• DATA SECTION
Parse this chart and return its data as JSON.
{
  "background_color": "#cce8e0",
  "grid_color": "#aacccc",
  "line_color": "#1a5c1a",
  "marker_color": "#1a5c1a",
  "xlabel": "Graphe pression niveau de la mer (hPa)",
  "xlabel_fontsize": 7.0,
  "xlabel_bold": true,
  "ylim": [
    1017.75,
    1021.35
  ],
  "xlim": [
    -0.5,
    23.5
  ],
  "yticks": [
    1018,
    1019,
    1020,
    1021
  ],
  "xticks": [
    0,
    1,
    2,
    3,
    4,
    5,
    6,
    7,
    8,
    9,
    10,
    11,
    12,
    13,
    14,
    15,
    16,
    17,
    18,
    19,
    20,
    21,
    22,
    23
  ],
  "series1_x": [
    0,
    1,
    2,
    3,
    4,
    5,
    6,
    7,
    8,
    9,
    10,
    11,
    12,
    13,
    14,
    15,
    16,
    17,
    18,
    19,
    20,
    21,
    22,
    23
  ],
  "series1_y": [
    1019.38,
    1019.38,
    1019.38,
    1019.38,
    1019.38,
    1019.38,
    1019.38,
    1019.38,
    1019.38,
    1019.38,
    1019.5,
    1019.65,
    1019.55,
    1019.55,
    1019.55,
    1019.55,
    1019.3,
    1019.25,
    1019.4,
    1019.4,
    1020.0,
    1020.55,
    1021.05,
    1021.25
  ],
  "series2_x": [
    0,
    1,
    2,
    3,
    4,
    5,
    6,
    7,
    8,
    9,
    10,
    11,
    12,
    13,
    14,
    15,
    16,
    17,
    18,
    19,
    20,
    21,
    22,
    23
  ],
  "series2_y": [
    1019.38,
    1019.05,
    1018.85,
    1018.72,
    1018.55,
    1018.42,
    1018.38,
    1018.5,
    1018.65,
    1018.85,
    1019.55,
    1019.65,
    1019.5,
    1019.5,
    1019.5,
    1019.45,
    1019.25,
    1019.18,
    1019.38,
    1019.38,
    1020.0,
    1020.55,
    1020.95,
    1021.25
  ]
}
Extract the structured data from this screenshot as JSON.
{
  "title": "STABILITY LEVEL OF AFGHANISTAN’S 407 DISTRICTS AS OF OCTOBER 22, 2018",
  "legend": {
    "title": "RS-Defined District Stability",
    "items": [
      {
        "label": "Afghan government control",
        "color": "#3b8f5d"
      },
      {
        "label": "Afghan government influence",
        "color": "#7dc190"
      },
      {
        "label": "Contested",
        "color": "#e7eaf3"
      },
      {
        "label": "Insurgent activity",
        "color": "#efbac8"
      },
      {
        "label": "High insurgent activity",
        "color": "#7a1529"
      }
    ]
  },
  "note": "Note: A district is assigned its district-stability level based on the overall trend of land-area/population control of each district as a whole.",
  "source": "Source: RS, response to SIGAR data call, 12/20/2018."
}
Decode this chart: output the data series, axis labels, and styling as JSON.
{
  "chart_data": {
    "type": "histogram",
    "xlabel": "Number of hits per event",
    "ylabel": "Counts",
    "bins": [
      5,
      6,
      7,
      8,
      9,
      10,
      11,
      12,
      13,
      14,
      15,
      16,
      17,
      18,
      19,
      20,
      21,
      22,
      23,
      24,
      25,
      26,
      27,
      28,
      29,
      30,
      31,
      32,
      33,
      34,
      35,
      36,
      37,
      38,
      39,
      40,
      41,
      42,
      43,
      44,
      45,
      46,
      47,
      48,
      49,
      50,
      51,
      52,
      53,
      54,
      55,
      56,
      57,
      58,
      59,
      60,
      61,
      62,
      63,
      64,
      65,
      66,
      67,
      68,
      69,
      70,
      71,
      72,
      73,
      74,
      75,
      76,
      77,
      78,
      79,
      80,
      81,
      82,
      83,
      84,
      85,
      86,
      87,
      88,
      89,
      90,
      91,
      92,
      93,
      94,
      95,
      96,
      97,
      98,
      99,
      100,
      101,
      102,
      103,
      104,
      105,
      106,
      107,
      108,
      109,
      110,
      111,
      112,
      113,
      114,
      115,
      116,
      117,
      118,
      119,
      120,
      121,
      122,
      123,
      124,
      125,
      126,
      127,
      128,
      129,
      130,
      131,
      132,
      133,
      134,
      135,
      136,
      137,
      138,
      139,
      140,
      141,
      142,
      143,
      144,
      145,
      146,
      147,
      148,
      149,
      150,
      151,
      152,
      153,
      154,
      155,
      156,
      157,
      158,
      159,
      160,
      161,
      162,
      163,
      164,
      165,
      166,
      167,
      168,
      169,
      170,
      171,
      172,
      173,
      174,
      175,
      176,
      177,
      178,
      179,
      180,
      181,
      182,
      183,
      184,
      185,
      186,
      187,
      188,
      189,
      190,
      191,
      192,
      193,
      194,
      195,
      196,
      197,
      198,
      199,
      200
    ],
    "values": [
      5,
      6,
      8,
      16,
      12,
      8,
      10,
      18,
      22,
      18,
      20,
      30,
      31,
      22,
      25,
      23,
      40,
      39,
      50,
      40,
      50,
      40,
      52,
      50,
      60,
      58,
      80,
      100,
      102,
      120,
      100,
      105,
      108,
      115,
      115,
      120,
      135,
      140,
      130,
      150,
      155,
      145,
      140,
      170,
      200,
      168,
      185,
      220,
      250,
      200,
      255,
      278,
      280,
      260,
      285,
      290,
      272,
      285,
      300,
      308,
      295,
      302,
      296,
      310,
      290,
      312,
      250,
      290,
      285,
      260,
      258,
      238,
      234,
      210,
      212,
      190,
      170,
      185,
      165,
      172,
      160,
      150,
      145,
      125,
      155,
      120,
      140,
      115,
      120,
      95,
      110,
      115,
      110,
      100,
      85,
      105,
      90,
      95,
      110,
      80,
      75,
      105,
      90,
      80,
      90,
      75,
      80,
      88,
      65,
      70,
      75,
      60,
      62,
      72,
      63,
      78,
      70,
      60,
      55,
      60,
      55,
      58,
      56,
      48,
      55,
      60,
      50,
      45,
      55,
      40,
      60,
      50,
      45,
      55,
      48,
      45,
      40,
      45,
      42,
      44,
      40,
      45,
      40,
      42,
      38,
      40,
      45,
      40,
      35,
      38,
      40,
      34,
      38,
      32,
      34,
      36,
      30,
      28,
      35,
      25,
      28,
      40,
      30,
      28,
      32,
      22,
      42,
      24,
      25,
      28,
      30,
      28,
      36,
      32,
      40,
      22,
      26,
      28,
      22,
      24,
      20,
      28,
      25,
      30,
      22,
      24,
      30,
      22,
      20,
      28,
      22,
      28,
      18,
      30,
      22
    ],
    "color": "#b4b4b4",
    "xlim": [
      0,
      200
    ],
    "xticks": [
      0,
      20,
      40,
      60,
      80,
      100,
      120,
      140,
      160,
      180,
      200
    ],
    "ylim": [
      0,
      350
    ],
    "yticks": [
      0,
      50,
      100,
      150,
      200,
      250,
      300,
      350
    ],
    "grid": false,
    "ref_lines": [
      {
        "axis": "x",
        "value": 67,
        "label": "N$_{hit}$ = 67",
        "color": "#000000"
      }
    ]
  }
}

• WRITTEN EXERCISE
Above are the records; retype every one exactly.

• SOLVED EXERCISE
Parse this chart and return its data as JSON.
{
  "background_color": "#cce8e0",
  "grid_color": "#aacccc",
  "line_color": "#1a5c1a",
  "marker_color": "#1a5c1a",
  "xlabel": "Graphe pression niveau de la mer (hPa)",
  "xlabel_fontsize": 7.0,
  "xlabel_bold": true,
  "ylim": [
    1017.75,
    1021.35
  ],
  "xlim": [
    -0.5,
    23.5
  ],
  "yticks": [
    1018,
    1019,
    1020,
    1021
  ],
  "xticks": [
    0,
    1,
    2,
    3,
    4,
    5,
    6,
    7,
    8,
    9,
    10,
    11,
    12,
    13,
    14,
    15,
    16,
    17,
    18,
    19,
    20,
    21,
    22,
    23
  ],
  "series1_x": [
    0,
    1,
    2,
    3,
    4,
    5,
    6,
    7,
    8,
    9,
    10,
    11,
    12,
    13,
    14,
    15,
    16,
    17,
    18,
    19,
    20,
    21,
    22,
    23
  ],
  "series1_y": [
    1019.38,
    1019.38,
    1019.38,
    1019.38,
    1019.38,
    1019.38,
    1019.38,
    1019.38,
    1019.38,
    1019.38,
    1019.5,
    1019.65,
    1019.55,
    1019.55,
    1019.55,
    1019.55,
    1019.3,
    1019.25,
    1019.4,
    1019.4,
    1020.0,
    1020.55,
    1021.05,
    1021.25
  ],
  "series2_x": [
    0,
    1,
    2,
    3,
    4,
    5,
    6,
    7,
    8,
    9,
    10,
    11,
    12,
    13,
    14,
    15,
    16,
    17,
    18,
    19,
    20,
    21,
    22,
    23
  ],
  "series2_y": [
    1019.38,
    1019.05,
    1018.85,
    1018.72,
    1018.55,
    1018.42,
    1018.38,
    1018.5,
    1018.65,
    1018.85,
    1019.55,
    1019.65,
    1019.5,
    1019.5,
    1019.5,
    1019.45,
    1019.25,
    1019.18,
    1019.38,
    1019.38,
    1020.0,
    1020.55,
    1020.95,
    1021.25
  ]
}
Extract the structured data from this screenshot as JSON.
{
  "title": "STABILITY LEVEL OF AFGHANISTAN’S 407 DISTRICTS AS OF OCTOBER 22, 2018",
  "legend": {
    "title": "RS-Defined District Stability",
    "items": [
      {
        "label": "Afghan government control",
        "color": "#3b8f5d"
      },
      {
        "label": "Afghan government influence",
        "color": "#7dc190"
      },
      {
        "label": "Contested",
        "color": "#e7eaf3"
      },
      {
        "label": "Insurgent activity",
        "color": "#efbac8"
      },
      {
        "label": "High insurgent activity",
        "color": "#7a1529"
      }
    ]
  },
  "note": "Note: A district is assigned its district-stability level based on the overall trend of land-area/population control of each district as a whole.",
  "source": "Source: RS, response to SIGAR data call, 12/20/2018."
}
Decode this chart: output the data series, axis labels, and styling as JSON.
{
  "chart_data": {
    "type": "histogram",
    "xlabel": "Number of hits per event",
    "ylabel": "Counts",
    "bins": [
      5,
      6,
      7,
      8,
      9,
      10,
      11,
      12,
      13,
      14,
      15,
      16,
      17,
      18,
      19,
      20,
      21,
      22,
      23,
      24,
      25,
      26,
      27,
      28,
      29,
      30,
      31,
      32,
      33,
      34,
      35,
      36,
      37,
      38,
      39,
      40,
      41,
      42,
      43,
      44,
      45,
      46,
      47,
      48,
      49,
      50,
      51,
      52,
      53,
      54,
      55,
      56,
      57,
      58,
      59,
      60,
      61,
      62,
      63,
      64,
      65,
      66,
      67,
      68,
      69,
      70,
      71,
      72,
      73,
      74,
      75,
      76,
      77,
      78,
      79,
      80,
      81,
      82,
      83,
      84,
      85,
      86,
      87,
      88,
      89,
      90,
      91,
      92,
      93,
      94,
      95,
      96,
      97,
      98,
      99,
      100,
      101,
      102,
      103,
      104,
      105,
      106,
      107,
      108,
      109,
      110,
      111,
      112,
      113,
      114,
      115,
      116,
      117,
      118,
      119,
      120,
      121,
      122,
      123,
      124,
      125,
      126,
      127,
      128,
      129,
      130,
      131,
      132,
      133,
      134,
      135,
      136,
      137,
      138,
      139,
      140,
      141,
      142,
      143,
      144,
      145,
      146,
      147,
      148,
      149,
      150,
      151,
      152,
      153,
      154,
      155,
      156,
      157,
      158,
      159,
      160,
      161,
      162,
      163,
      164,
      165,
      166,
      167,
      168,
      169,
      170,
      171,
      172,
      173,
      174,
      175,
      176,
      177,
      178,
      179,
      180,
      181,
      182,
      183,
      184,
      185,
      186,
      187,
      188,
      189,
      190,
      191,
      192,
      193,
      194,
      195,
      196,
      197,
      198,
      199,
      200
    ],
    "values": [
      5,
      6,
      8,
      16,
      12,
      8,
      10,
      18,
      22,
      18,
      20,
      30,
      31,
      22,
      25,
      23,
      40,
      39,
      50,
      40,
      50,
      40,
      52,
      50,
      60,
      58,
      80,
      100,
      102,
      120,
      100,
      105,
      108,
      115,
      115,
      120,
      135,
      140,
      130,
      150,
      155,
      145,
      140,
      170,
      200,
      168,
      185,
      220,
      250,
      200,
      255,
      278,
      280,
      260,
      285,
      290,
      272,
      285,
      300,
      308,
      295,
      302,
      296,
      310,
      290,
      312,
      250,
      290,
      285,
      260,
      258,
      238,
      234,
      210,
      212,
      190,
      170,
      185,
      165,
      172,
      160,
      150,
      145,
      125,
      155,
      120,
      140,
      115,
      120,
      95,
      110,
      115,
      110,
      100,
      85,
      105,
      90,
      95,
      110,
      80,
      75,
      105,
      90,
      80,
      90,
      75,
      80,
      88,
      65,
      70,
      75,
      60,
      62,
      72,
      63,
      78,
      70,
      60,
      55,
      60,
      55,
      58,
      56,
      48,
      55,
      60,
      50,
      45,
      55,
      40,
      60,
      50,
      45,
      55,
      48,
      45,
      40,
      45,
      42,
      44,
      40,
      45,
      40,
      42,
      38,
      40,
      45,
      40,
      35,
      38,
      40,
      34,
      38,
      32,
      34,
      36,
      30,
      28,
      35,
      25,
      28,
      40,
      30,
      28,
      32,
      22,
      42,
      24,
      25,
      28,
      30,
      28,
      36,
      32,
      40,
      22,
      26,
      28,
      22,
      24,
      20,
      28,
      25,
      30,
      22,
      24,
      30,
      22,
      20,
      28,
      22,
      28,
      18,
      30,
      22
    ],
    "color": "#b4b4b4",
    "xlim": [
      0,
      200
    ],
    "xticks": [
      0,
      20,
      40,
      60,
      80,
      100,
      120,
      140,
      160,
      180,
      200
    ],
    "ylim": [
      0,
      350
    ],
    "yticks": [
      0,
      50,
      100,
      150,
      200,
      250,
      300,
      350
    ],
    "grid": false,
    "ref_lines": [
      {
        "axis": "x",
        "value": 67,
        "label": "N$_{hit}$ = 67",
        "color": "#000000"
      }
    ]
  }
}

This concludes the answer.